Directions — From the listing below, work out how many lines contain "title". Reply with that number only.

[Excerpts from a figure dataset]

:::::

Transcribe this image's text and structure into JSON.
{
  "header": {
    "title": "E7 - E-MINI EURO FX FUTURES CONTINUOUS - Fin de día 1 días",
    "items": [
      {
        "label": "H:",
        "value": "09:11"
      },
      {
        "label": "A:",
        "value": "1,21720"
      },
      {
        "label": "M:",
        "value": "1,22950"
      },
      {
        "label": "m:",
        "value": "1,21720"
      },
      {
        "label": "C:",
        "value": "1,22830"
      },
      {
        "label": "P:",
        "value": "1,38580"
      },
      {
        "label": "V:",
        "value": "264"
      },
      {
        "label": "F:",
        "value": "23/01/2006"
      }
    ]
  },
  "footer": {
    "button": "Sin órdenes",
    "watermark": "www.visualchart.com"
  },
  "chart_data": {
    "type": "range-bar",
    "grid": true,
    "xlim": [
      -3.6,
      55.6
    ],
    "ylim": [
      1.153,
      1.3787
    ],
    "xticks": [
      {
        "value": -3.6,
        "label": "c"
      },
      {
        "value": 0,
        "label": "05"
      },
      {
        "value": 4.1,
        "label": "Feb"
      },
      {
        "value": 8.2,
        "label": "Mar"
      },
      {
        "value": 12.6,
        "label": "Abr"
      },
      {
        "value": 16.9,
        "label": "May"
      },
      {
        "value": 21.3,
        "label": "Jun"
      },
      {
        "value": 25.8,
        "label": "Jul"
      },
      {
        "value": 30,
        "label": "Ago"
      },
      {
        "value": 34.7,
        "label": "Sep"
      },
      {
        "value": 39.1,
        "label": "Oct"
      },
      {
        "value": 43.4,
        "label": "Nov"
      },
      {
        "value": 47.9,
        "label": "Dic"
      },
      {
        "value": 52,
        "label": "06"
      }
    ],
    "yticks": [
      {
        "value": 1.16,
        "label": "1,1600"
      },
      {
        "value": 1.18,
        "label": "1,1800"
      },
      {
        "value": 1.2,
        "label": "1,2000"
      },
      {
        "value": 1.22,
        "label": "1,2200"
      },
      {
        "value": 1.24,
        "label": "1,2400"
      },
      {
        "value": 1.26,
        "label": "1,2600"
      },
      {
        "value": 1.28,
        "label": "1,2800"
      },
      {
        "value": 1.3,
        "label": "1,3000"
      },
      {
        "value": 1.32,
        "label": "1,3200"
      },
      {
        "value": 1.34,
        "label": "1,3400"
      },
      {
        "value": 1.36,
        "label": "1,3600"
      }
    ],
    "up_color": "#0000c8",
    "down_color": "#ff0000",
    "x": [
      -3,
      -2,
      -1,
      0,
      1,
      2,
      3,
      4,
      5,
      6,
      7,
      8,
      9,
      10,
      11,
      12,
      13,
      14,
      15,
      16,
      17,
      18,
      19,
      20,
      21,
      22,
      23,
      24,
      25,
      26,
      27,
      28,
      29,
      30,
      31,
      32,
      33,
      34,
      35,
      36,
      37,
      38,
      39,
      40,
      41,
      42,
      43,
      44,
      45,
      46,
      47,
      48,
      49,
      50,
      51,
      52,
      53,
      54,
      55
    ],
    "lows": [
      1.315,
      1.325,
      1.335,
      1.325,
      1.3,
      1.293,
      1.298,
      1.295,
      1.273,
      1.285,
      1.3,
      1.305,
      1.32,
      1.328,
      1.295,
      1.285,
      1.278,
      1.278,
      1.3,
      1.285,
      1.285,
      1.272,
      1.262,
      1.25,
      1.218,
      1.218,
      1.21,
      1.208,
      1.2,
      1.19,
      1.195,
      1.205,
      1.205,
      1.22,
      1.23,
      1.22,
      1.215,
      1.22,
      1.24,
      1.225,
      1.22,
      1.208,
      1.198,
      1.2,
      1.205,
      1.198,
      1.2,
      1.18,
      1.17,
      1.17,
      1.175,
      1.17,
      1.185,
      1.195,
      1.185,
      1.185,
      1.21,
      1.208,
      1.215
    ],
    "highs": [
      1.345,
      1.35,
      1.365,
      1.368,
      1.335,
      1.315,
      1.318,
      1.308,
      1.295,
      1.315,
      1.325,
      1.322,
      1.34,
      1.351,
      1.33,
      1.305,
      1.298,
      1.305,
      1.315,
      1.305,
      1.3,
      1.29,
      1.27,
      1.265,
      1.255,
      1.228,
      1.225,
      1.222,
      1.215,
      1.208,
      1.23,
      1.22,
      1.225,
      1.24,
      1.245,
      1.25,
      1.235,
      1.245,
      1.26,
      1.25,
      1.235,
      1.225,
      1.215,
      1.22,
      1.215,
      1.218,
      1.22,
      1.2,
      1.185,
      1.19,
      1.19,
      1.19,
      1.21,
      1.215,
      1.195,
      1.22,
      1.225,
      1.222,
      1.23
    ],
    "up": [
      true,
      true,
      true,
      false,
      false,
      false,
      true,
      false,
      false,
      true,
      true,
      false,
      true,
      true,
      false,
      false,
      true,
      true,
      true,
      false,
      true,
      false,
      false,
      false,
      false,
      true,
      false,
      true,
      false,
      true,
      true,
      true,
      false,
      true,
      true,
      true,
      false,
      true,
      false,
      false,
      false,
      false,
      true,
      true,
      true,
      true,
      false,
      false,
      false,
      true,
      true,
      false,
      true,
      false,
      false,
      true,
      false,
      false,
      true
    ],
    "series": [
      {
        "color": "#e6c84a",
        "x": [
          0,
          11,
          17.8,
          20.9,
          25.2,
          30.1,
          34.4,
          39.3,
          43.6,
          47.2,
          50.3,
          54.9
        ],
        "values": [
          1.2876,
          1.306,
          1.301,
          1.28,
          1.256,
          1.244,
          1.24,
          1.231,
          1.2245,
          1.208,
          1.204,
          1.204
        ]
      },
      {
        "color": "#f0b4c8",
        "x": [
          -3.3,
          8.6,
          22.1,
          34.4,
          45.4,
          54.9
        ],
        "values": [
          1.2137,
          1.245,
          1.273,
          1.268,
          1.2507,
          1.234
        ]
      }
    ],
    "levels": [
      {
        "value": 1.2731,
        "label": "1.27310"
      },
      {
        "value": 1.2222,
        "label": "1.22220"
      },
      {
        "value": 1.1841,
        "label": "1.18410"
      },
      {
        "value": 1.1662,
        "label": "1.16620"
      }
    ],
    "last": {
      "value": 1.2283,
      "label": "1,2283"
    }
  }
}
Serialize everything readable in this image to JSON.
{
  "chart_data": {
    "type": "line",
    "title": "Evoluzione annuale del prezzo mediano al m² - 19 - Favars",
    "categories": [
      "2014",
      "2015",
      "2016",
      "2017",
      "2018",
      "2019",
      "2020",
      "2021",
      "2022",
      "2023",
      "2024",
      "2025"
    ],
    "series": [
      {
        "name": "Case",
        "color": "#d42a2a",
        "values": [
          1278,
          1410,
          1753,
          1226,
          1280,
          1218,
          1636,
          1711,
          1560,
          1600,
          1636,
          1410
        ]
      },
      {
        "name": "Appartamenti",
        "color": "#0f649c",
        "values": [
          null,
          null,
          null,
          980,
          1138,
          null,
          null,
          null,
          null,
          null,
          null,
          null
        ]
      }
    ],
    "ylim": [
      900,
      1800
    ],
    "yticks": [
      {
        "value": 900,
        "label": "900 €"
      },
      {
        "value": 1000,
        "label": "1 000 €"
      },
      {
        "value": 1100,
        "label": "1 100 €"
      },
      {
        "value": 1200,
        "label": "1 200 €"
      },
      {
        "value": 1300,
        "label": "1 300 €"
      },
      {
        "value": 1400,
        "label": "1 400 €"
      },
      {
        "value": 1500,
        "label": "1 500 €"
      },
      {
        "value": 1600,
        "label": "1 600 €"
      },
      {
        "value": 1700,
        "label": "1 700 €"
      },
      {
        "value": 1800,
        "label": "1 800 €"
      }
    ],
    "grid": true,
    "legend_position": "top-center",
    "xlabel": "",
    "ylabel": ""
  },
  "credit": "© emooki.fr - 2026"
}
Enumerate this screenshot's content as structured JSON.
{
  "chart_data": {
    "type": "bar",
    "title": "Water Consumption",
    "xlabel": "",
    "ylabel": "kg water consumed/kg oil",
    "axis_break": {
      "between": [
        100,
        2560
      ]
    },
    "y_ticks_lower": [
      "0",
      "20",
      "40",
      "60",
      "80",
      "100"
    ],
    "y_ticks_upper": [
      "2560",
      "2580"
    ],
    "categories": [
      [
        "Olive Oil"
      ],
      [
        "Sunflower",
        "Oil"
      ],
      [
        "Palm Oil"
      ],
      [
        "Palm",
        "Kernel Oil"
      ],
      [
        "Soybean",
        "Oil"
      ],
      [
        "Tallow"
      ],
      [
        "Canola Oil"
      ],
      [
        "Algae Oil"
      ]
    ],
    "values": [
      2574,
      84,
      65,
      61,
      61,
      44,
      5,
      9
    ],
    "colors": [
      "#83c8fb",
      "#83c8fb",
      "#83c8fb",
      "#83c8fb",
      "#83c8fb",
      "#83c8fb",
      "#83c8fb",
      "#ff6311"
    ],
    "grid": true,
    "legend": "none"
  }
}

:::::

Answer to the exercise — 3